# Given request
Retype every line of the listing below without any alteration, and omit the pictures.

# Material to process
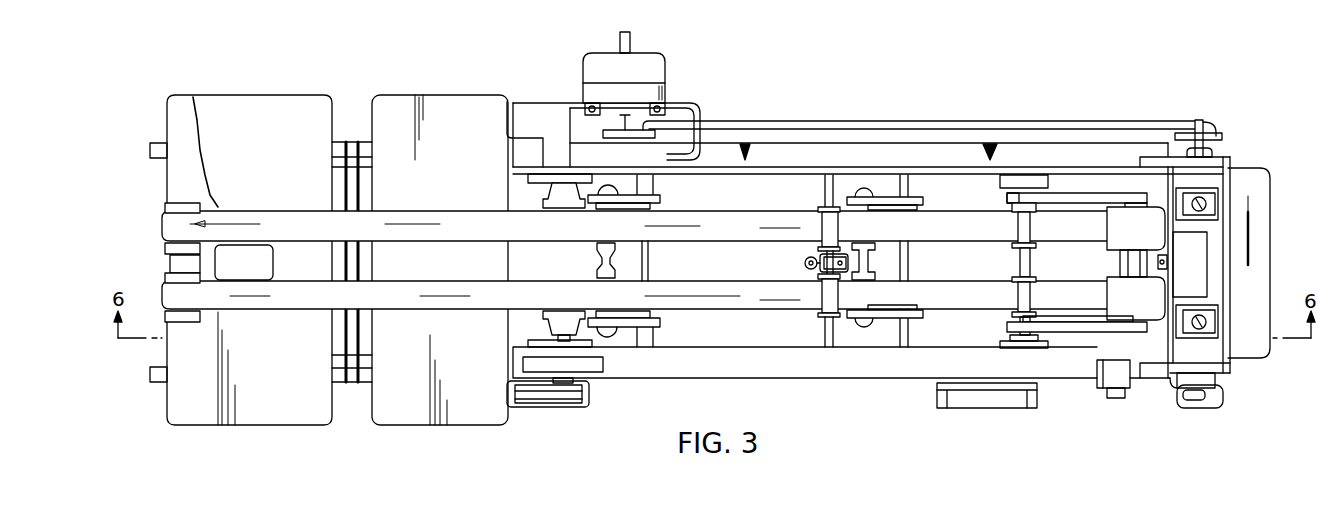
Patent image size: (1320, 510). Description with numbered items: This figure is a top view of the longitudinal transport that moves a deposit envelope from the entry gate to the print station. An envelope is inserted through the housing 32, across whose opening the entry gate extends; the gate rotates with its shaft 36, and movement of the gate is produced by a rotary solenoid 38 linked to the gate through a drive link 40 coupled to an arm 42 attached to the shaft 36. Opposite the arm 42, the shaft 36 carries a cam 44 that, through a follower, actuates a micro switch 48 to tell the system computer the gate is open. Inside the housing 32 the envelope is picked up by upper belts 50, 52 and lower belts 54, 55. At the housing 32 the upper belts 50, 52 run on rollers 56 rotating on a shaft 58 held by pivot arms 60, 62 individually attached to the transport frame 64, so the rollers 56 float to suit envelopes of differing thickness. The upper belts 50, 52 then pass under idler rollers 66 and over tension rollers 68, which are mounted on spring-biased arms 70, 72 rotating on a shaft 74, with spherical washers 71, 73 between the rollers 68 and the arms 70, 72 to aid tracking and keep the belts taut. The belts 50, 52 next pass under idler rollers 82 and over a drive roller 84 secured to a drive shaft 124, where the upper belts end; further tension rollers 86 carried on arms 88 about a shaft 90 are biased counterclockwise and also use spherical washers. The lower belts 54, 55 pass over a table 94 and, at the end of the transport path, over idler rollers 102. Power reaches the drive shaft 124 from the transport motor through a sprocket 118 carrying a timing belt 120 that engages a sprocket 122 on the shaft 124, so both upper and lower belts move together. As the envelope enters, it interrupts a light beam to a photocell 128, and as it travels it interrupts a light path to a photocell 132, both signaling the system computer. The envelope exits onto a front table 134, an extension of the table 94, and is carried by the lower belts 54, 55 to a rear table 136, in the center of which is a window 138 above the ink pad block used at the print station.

The housing 32 is at (1262, 235).
The shaft 36 is at (1213, 152).
The rotary solenoid 38 is at (666, 75).
The drive link 40 is at (1131, 120).
The arm 42 is at (1216, 136).
The cam 44 is at (1220, 400).
The micro switch 48 is at (1214, 379).
The upper belt 50 is at (956, 222).
The upper belt 52 is at (956, 305).
The lower belt 54 is at (414, 305).
The lower belt 55 is at (469, 222).
The rollers 56 is at (1118, 272).
The shaft 58 is at (1148, 206).
The pivot arm 60 is at (1090, 192).
The pivot arm 62 is at (1090, 333).
The transport frame 64 is at (925, 358).
The idler rollers 66 is at (1016, 270).
The tension rollers 68 is at (865, 256).
The supporting arm 70 is at (914, 205).
The spherical washer 71 is at (856, 196).
The supporting arm 72 is at (912, 324).
The spherical washer 73 is at (866, 302).
The shaft 74 is at (908, 262).
The idler rollers 82 is at (824, 210).
The drive roller 84 is at (550, 207).
The tension rollers 86 is at (608, 254).
The arms 88 is at (654, 203).
The shaft 90 is at (650, 270).
The table 94 is at (745, 335).
The idler rollers 102 is at (196, 270).
The sprocket 118 is at (530, 408).
The timing belt 120 is at (540, 400).
The sprocket 122 is at (581, 407).
The drive shaft 124 is at (575, 345).
The photocell 128 is at (1166, 262).
The photocell 132 is at (805, 263).
The front table 134 is at (458, 110).
The rear table 136 is at (290, 110).
The window 138 is at (270, 265).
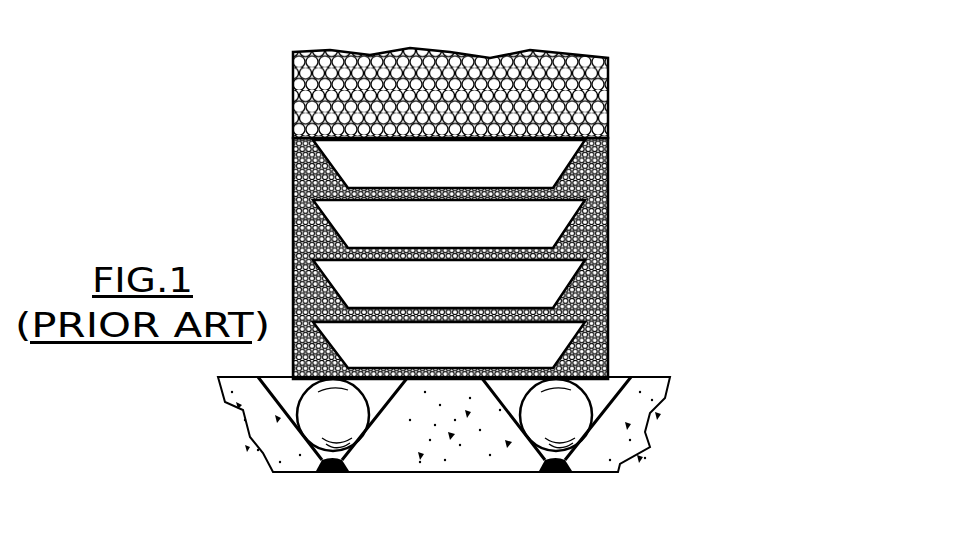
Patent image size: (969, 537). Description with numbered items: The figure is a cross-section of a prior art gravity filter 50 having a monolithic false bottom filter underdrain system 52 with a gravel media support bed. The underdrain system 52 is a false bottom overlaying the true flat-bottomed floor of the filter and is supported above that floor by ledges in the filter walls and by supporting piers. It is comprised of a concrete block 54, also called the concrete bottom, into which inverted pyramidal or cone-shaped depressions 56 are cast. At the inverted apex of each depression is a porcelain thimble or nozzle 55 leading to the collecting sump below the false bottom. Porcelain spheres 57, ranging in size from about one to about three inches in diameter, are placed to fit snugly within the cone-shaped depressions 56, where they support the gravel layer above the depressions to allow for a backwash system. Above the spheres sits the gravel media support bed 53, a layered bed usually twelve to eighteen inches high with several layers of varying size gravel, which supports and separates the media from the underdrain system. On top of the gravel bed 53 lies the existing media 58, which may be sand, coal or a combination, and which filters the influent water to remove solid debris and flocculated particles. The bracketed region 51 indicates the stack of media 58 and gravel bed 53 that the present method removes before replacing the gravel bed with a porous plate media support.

# Result
Patent image size: (1320, 510). Description with numbered items: This figure is a top view of the longitudinal transport that moves a deposit envelope from the entry gate to the print station. An envelope is inserted through the housing 32, across whose opening the entry gate extends; the gate rotates with its shaft 36, and movement of the gate is produced by a rotary solenoid 38 linked to the gate through a drive link 40 coupled to an arm 42 attached to the shaft 36. Opposite the arm 42, the shaft 36 carries a cam 44 that, through a follower, actuates a micro switch 48 to tell the system computer the gate is open. Inside the housing 32 the envelope is picked up by upper belts 50, 52 and lower belts 54, 55. At the housing 32 the upper belts 50, 52 run on rollers 56 rotating on a shaft 58 held by pivot arms 60, 62 individually attached to the transport frame 64, so the rollers 56 float to suit envelopes of differing thickness. The upper belts 50, 52 then pass under idler rollers 66 and over tension rollers 68, which are mounted on spring-biased arms 70, 72 rotating on a shaft 74, with spherical washers 71, 73 between the rollers 68 and the arms 70, 72 to aid tracking and keep the belts taut. The belts 50, 52 next pass under idler rollers 82 and over a drive roller 84 secured to a drive shaft 124, where the upper belts end; further tension rollers 86 carried on arms 88 about a shaft 90 are biased counterclockwise and also use spherical washers. The lower belts 54, 55 pass over a table 94 and, at the end of the transport path, over idler rollers 102. Power reaches the drive shaft 124 from the transport motor through a sprocket 118 carrying a timing belt 120 that engages a sprocket 122 on the shaft 124, so both upper and lower belts move together. As the envelope enters, it interrupts a light beam to a photocell 128, and as it travels it interrupts a light path to a photocell 132, both signaling the system computer. The envelope exits onto a front table 134, an extension of the table 94, and is carried by the lower belts 54, 55 to a rear table 136, in the center of which is a window 138 above the ink pad block used at the print station.

The housing 32 is at (1262, 235).
The shaft 36 is at (1213, 152).
The rotary solenoid 38 is at (666, 75).
The drive link 40 is at (1131, 120).
The arm 42 is at (1216, 136).
The cam 44 is at (1220, 400).
The micro switch 48 is at (1214, 379).
The upper belt 50 is at (956, 222).
The upper belt 52 is at (956, 305).
The lower belt 54 is at (414, 305).
The lower belt 55 is at (469, 222).
The rollers 56 is at (1118, 272).
The shaft 58 is at (1148, 206).
The pivot arm 60 is at (1090, 192).
The pivot arm 62 is at (1090, 333).
The transport frame 64 is at (925, 358).
The idler rollers 66 is at (1016, 270).
The tension rollers 68 is at (865, 256).
The supporting arm 70 is at (914, 205).
The spherical washer 71 is at (856, 196).
The supporting arm 72 is at (912, 324).
The spherical washer 73 is at (866, 302).
The shaft 74 is at (908, 262).
The idler rollers 82 is at (824, 210).
The drive roller 84 is at (550, 207).
The tension rollers 86 is at (608, 254).
The arms 88 is at (654, 203).
The shaft 90 is at (650, 270).
The table 94 is at (745, 335).
The idler rollers 102 is at (196, 270).
The sprocket 118 is at (530, 408).
The timing belt 120 is at (540, 400).
The sprocket 122 is at (581, 407).
The drive shaft 124 is at (575, 345).
The photocell 128 is at (1166, 262).
The photocell 132 is at (805, 263).
The front table 134 is at (458, 110).
The rear table 136 is at (290, 110).
The window 138 is at (270, 265).
Patent image size: (969, 537). Description with numbered items: The figure is a cross-section of a prior art gravity filter 50 having a monolithic false bottom filter underdrain system 52 with a gravel media support bed. The underdrain system 52 is a false bottom overlaying the true flat-bottomed floor of the filter and is supported above that floor by ledges in the filter walls and by supporting piers. It is comprised of a concrete block 54, also called the concrete bottom, into which inverted pyramidal or cone-shaped depressions 56 are cast. At the inverted apex of each depression is a porcelain thimble or nozzle 55 leading to the collecting sump below the false bottom. Porcelain spheres 57, ranging in size from about one to about three inches in diameter, are placed to fit snugly within the cone-shaped depressions 56, where they support the gravel layer above the depressions to allow for a backwash system. Above the spheres sits the gravel media support bed 53, a layered bed usually twelve to eighteen inches high with several layers of varying size gravel, which supports and separates the media from the underdrain system. On top of the gravel bed 53 lies the existing media 58, which may be sand, coal or a combination, and which filters the influent water to remove solid debris and flocculated particles. The bracketed region 51 indicates the stack of media 58 and gravel bed 53 that the present method removes before replacing the gravel bed with a porous plate media support.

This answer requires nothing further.